#### [PROBLEM REQUIREMENTS]
Report the count of lines below that include "провести", without any other text.

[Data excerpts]
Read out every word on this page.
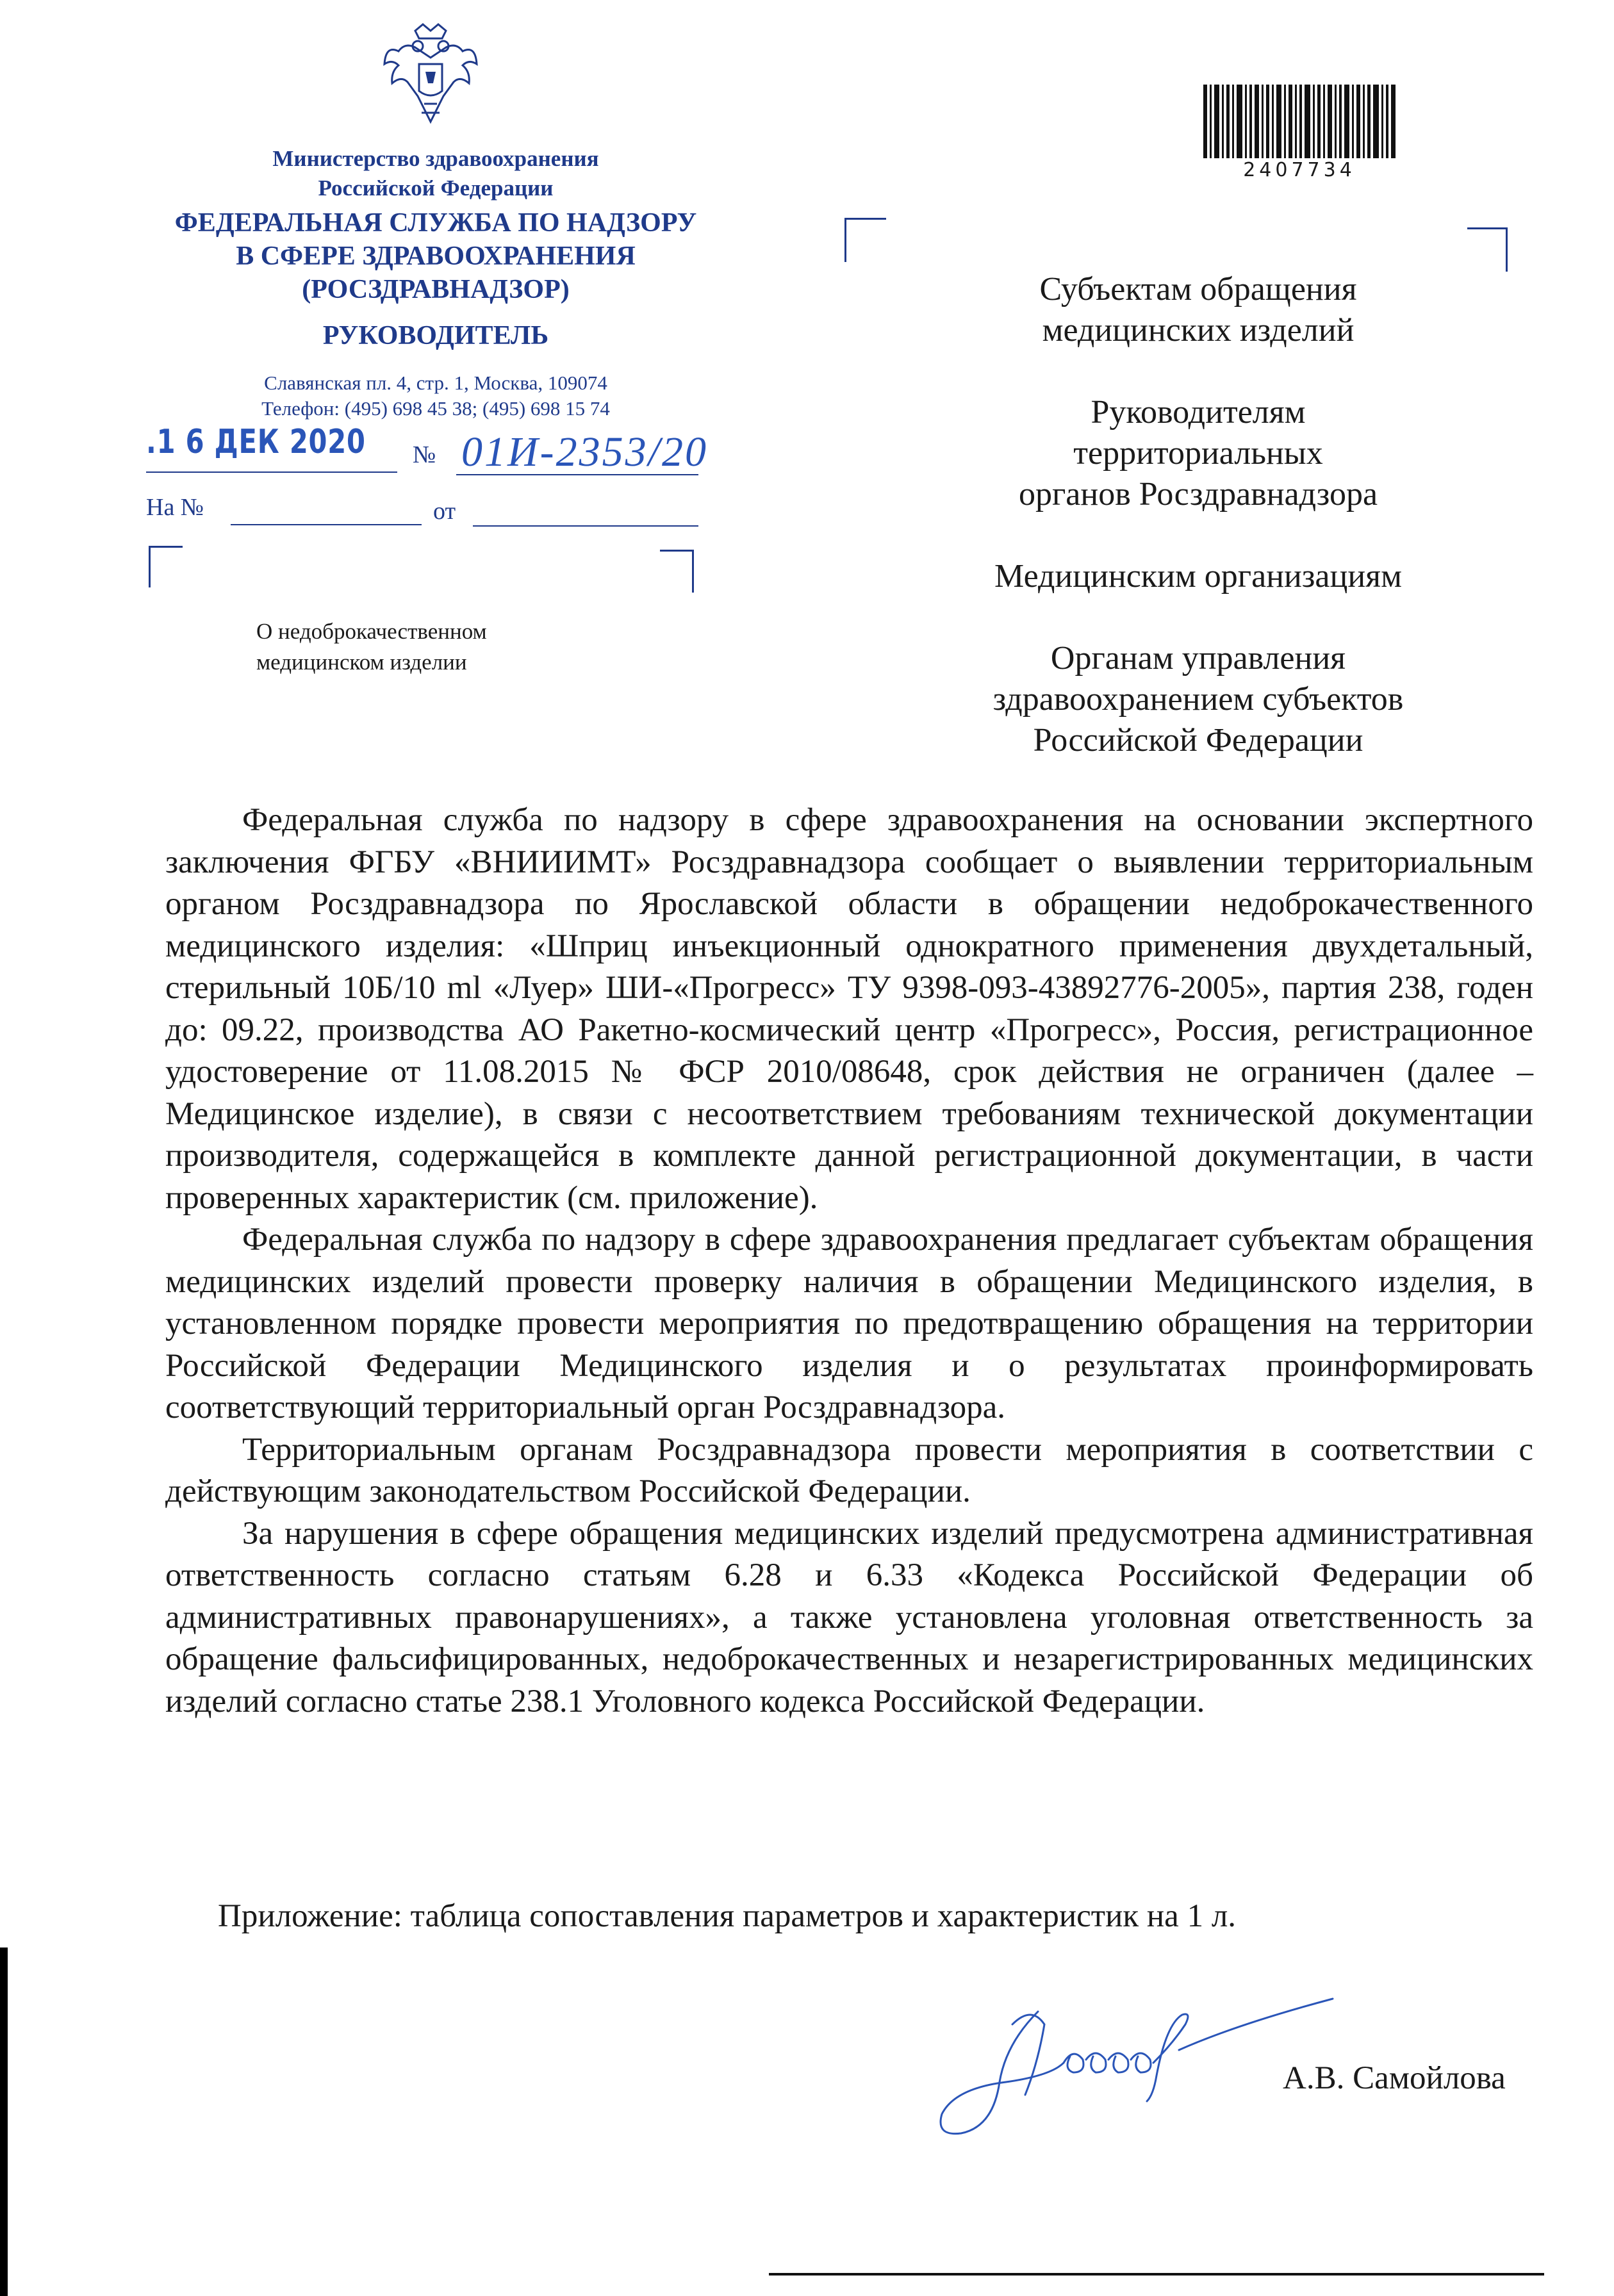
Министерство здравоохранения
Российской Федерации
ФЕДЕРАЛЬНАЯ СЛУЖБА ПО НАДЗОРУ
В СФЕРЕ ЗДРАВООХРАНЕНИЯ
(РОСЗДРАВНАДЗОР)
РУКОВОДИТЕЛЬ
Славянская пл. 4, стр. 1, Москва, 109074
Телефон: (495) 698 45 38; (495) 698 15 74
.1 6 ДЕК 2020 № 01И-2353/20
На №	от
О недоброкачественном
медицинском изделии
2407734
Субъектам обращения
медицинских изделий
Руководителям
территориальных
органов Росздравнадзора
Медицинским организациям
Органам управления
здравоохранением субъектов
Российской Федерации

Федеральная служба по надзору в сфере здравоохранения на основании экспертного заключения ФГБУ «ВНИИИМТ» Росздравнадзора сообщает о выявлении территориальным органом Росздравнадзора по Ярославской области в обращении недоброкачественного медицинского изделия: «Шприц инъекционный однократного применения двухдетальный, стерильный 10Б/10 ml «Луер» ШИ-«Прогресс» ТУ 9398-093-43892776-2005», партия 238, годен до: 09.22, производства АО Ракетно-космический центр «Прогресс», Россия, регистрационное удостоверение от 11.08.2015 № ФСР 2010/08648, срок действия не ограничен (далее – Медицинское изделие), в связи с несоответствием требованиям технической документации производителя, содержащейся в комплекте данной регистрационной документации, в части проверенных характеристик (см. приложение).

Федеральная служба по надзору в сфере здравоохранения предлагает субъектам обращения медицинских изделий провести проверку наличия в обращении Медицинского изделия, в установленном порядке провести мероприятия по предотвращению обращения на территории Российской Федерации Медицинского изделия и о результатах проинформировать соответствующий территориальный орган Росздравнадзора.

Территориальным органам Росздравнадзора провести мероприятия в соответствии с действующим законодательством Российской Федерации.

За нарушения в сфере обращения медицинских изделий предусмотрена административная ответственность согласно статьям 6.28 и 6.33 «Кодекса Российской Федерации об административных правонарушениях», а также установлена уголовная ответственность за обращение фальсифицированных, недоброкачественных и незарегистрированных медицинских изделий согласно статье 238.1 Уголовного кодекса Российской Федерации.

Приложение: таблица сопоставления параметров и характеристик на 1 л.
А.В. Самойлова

==

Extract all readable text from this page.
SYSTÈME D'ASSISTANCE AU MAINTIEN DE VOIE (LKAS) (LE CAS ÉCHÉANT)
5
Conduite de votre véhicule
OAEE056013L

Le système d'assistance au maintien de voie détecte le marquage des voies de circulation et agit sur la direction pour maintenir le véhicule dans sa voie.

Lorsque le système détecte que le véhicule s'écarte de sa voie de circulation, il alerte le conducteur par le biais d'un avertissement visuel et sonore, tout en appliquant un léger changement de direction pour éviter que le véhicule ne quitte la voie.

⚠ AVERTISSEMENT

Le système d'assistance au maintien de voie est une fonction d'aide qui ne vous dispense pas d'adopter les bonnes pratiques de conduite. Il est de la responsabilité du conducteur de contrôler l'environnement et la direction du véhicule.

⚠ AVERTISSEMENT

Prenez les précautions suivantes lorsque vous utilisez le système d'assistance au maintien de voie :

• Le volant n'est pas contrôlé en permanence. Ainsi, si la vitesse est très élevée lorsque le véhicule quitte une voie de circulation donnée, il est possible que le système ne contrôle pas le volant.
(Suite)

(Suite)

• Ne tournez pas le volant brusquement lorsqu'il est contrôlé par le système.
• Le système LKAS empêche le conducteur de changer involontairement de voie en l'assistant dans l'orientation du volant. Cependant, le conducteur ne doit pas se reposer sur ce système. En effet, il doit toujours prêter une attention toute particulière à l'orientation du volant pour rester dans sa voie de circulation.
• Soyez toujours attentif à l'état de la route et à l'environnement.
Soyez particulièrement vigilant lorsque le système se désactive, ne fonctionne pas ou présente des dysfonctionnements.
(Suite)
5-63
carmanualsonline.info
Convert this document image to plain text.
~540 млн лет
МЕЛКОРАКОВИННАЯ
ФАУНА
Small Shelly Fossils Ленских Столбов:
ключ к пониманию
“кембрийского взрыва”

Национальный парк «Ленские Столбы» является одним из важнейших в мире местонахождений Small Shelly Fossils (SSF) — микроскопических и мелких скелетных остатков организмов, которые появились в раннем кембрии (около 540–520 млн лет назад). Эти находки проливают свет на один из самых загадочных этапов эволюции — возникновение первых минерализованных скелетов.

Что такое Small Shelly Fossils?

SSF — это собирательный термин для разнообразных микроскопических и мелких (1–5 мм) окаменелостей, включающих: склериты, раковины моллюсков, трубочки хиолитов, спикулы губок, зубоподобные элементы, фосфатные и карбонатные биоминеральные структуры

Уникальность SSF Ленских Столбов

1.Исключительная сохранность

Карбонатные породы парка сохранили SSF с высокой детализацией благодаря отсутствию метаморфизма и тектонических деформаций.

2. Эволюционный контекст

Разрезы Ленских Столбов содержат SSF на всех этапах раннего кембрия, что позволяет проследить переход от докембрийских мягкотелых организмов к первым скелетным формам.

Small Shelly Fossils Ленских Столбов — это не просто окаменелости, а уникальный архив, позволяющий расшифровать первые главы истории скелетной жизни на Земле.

#### [SOLUTION]
2